[Problem to solve] Copy out the listing exactly.

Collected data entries
---*---
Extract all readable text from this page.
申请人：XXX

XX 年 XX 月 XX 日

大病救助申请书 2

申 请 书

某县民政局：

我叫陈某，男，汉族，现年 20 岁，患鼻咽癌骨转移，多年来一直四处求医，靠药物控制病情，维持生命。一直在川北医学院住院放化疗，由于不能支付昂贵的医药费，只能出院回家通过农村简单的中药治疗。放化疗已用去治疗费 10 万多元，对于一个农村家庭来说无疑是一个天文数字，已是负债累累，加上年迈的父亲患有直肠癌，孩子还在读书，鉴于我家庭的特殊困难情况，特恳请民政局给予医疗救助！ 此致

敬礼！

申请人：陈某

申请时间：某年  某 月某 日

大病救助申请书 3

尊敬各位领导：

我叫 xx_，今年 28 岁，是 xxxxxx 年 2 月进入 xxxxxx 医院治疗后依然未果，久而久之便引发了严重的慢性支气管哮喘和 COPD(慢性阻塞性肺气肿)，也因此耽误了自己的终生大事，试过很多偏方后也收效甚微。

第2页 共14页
---*---
[Output below]
Extract all readable text from this page.
申请人：XXX

XX 年 XX 月 XX 日

大病救助申请书 2

申 请 书

某县民政局：

我叫陈某，男，汉族，现年 20 岁，患鼻咽癌骨转移，多年来一直四处求医，靠药物控制病情，维持生命。一直在川北医学院住院放化疗，由于不能支付昂贵的医药费，只能出院回家通过农村简单的中药治疗。放化疗已用去治疗费 10 万多元，对于一个农村家庭来说无疑是一个天文数字，已是负债累累，加上年迈的父亲患有直肠癌，孩子还在读书，鉴于我家庭的特殊困难情况，特恳请民政局给予医疗救助！ 此致

敬礼！

申请人：陈某

申请时间：某年  某 月某 日

大病救助申请书 3

尊敬各位领导：

我叫 xx_，今年 28 岁，是 xxxxxx 年 2 月进入 xxxxxx 医院治疗后依然未果，久而久之便引发了严重的慢性支气管哮喘和 COPD(慢性阻塞性肺气肿)，也因此耽误了自己的终生大事，试过很多偏方后也收效甚微。

第2页 共14页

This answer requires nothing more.